--- START ---

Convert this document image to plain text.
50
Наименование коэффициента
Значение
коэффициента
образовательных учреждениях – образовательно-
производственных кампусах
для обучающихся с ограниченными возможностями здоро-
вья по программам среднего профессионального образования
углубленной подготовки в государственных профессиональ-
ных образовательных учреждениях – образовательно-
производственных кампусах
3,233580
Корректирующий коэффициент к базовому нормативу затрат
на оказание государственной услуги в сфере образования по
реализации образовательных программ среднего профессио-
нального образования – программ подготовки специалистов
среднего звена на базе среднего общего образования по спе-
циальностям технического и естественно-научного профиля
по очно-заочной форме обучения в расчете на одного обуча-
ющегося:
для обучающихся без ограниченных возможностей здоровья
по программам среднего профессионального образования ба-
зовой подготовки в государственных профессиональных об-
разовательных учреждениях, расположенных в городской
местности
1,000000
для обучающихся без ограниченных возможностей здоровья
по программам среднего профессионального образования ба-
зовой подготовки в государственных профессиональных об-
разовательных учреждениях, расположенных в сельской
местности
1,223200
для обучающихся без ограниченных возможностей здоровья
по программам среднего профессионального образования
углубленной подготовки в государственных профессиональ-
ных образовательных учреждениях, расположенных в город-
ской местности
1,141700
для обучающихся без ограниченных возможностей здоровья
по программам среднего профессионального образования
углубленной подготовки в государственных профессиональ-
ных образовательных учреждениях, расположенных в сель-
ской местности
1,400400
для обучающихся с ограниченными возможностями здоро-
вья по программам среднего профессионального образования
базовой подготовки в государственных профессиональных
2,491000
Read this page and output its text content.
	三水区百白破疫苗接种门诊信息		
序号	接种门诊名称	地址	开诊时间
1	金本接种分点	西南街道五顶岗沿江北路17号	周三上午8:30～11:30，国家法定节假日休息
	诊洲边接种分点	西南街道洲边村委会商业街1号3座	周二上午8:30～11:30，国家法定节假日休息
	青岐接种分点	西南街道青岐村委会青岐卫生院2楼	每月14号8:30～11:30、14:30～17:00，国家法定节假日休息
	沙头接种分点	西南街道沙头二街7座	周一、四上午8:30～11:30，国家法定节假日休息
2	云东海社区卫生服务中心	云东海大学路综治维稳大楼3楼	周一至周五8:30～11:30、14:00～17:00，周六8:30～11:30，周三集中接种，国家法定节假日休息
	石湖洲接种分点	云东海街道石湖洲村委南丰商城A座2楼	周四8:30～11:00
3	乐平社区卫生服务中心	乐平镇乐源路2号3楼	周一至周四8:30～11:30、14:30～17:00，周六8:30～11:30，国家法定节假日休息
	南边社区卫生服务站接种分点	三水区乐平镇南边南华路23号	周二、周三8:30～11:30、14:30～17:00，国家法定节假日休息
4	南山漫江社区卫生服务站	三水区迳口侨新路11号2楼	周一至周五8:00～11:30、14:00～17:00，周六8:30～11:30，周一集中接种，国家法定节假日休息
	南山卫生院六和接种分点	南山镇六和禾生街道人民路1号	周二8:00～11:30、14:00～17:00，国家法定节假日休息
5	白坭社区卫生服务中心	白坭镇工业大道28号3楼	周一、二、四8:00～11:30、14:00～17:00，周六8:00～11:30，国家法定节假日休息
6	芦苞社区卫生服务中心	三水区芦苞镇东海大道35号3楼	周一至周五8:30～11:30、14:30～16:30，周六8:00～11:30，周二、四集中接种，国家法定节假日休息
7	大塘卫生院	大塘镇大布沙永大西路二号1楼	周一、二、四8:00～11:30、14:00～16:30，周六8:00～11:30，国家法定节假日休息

--- END ---

- **What the exercise asks**
Take every line from the records above that has the word "коэффициента" and copy it.

- **Response to the task**
Наименование коэффициента
коэффициента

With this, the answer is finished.